待办任务
下方有一篇关于最少包裹数装箱问题的题目文本，请从其最后一句之后接着续写。

Time Limit: 1000MS Memory Limit: 10000KB 64bit IO Format: %I64d & %I64u

Description

A factory produces products packed in square packets of the same height h and of the sizes 1*1, 2*2, 3*3, 4*4, 5*5, 6*6. These products are always delivered to customers in the square parcels of the same height h as the products have and of the size 6*6. Because of the expenses it is the interest of the factory as well as of the customer to minimize the number of parcels necessary to deliver the ordered products from the factory to the customer. A good program solving the problem of finding the minimal number of parcels necessary to deliver the given products according to an order would save a lot of money. You are asked to make such a program.

Input

The input file consists of several lines specifying orders. Each line specifies one order. Orders are described by six integers separated by one space representing successively the number of packets of individual size from the smallest size 1*1 to the biggest size 6*6. The end of the input file is indicated by the line containing six zeros.

Output

The output file contains one line for each line in the input file. This line contains the minimal number of parcels into which the order from the corresponding line of the input file can be packed. There is no line in the output file corresponding to the last “null” line of the input file.

已存条目
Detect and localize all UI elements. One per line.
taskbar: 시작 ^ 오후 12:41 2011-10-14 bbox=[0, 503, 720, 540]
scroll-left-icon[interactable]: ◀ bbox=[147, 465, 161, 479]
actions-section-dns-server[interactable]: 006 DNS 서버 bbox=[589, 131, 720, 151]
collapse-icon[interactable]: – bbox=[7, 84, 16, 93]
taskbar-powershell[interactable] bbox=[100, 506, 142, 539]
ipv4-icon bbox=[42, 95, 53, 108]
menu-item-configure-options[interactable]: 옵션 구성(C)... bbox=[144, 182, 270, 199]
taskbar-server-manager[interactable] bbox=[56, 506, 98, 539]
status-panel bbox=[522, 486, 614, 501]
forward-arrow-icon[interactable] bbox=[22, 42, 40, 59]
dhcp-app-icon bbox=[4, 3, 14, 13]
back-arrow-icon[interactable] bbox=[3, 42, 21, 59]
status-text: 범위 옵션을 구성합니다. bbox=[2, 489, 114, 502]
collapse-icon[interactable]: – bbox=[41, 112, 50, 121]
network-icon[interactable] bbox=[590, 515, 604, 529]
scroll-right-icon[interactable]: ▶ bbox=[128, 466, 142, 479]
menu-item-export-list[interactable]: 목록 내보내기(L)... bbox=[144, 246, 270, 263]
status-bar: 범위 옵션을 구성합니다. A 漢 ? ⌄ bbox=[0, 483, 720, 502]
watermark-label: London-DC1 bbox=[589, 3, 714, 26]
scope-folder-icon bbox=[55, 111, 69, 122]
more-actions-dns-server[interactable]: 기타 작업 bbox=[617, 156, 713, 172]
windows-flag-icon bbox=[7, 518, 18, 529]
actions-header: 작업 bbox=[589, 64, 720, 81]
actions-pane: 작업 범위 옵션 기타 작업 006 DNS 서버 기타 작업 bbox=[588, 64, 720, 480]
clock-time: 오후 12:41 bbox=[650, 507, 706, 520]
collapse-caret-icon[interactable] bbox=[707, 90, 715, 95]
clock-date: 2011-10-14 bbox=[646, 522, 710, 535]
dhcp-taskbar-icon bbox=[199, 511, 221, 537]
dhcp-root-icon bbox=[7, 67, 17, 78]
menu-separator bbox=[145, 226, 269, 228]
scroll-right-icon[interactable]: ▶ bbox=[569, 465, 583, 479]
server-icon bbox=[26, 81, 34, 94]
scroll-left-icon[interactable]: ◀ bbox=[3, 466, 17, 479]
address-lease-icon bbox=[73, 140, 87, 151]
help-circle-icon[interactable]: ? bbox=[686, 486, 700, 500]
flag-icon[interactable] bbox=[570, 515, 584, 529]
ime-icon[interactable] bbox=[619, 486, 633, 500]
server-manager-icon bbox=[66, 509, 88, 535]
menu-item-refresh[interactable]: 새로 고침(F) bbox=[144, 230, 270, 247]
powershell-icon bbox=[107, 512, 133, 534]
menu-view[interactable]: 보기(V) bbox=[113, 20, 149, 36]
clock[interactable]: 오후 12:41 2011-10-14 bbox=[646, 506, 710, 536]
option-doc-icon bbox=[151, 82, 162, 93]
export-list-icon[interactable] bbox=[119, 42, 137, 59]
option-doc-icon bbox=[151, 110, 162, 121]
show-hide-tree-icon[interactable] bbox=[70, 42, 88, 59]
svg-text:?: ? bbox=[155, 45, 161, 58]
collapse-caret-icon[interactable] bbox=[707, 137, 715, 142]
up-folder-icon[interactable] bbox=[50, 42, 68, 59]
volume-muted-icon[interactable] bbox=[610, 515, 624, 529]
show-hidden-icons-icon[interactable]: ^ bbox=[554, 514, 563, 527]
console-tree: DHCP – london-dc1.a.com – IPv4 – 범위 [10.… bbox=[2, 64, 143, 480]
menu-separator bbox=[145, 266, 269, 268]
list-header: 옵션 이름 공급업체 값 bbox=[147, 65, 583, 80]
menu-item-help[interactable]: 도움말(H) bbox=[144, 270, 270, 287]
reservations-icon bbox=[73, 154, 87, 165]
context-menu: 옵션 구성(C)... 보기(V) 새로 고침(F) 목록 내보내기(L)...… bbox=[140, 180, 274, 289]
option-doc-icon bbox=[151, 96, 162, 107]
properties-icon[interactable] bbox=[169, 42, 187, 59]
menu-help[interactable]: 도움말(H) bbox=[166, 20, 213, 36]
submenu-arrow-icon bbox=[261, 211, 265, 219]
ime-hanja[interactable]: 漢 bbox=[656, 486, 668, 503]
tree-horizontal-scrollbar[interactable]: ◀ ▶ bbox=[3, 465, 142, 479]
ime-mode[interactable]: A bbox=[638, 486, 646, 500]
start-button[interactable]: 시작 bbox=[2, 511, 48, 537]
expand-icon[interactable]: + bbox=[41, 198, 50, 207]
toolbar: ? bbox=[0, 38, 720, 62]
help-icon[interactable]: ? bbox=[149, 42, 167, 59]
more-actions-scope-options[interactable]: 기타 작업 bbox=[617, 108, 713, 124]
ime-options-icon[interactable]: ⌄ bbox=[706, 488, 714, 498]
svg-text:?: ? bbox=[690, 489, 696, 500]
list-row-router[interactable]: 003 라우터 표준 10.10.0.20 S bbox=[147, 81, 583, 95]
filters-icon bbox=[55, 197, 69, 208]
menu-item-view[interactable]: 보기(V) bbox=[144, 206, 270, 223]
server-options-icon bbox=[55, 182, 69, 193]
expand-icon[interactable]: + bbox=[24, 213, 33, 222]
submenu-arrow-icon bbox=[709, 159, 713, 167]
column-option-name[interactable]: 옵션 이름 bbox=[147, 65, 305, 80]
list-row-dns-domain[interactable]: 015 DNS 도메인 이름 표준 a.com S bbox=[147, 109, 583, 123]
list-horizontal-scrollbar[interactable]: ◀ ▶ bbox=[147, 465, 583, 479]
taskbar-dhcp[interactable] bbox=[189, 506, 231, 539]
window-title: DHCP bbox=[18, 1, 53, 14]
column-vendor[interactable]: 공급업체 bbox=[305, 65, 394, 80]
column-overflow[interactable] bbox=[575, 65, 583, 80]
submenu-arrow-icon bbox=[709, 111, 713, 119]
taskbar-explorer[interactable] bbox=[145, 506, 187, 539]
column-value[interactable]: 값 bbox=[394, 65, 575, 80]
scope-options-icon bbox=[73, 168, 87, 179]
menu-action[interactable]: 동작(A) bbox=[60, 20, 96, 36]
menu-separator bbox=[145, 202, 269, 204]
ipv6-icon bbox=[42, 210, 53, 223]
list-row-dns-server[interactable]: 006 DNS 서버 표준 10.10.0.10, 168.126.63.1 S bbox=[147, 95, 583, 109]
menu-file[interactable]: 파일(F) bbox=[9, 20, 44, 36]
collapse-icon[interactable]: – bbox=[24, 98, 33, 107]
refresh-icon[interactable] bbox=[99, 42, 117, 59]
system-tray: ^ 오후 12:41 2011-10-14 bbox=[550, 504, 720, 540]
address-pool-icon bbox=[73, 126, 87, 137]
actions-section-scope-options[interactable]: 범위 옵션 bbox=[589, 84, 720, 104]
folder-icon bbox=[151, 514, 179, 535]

输出结果
Sample Input

0 0 4 0 0 1 
7 5 1 0 0 0 
0 0 0 0 0 0

Sample Output

2 
1

Source


思路:题目说每件物品的高都是h,那么就只用考虑长和宽,问题由三维简化为二维。
如何保证用的箱子最少?先照顾大的,然后用小的填空隙。
怎么填?
6×6:一个箱子
5×5:一个箱子,空隙用1×1的填
4×4:一个箱子,空隙用2×2和1×1的填
3×3:四个装一箱,剩下的装箱后用2×2和1×1的填
2×2,1×1:优先用来填大箱子,剩下的单独装箱
接着就是模拟填充的过程,我智商低,代码写得繁琐,网上有大神仅用20+行的代码便完成了Orz
AC代码:
#include <cstdio>
#include <algorithm>
using namespace std;
int size[10];
int ans;
bool input()
{
	bool flag = 0;
	for (int i = 1; i <= 6; i++)
	{
		scanf("%d", &size[i]);
		if (size[i])
			flag = 1;
	}
	return flag;
}
void solve()
{
	ans = 0;
	int used;
	if (size[6])
		ans += size[6];
	if (size[5])
	{
		ans += size[5];
		size[1] -= size[5] * 11;
		if (size[1] < 0)
			size[1] = 0;
	}
	if (size[4])
	{
		ans += size[4];
		used = min(size[2], 5 * size[4]);
		size[2] -= size[4] * 5;
		size[1] -= (size[4] * 20 - used * 4);
		if (size[2] < 0)
			size[2] = 0;
		if (size[1] < 0)
			size[1] = 0;
	}
	if (size[3])
	{
		ans += size[3] / 4;
		size[3] %= 4;
		if (size[3])
		{
			ans++;
			switch (size[3])
			{
				case 1:
					used = min(size[2], 5);
					size[2] -= 5;
					size[1] -= (27 - used * 4);
					if (size[2] < 0)
						size[2] = 0;
					if (size[1] < 0)
						size[1] = 0;
					break;
				case 2:
					used = min(size[2], 3);
					size[2] -= 3;
					size[1] -= (18 - used * 4);
					if (size[2] < 0)
						size[2] = 0;
					if (size[1] < 0)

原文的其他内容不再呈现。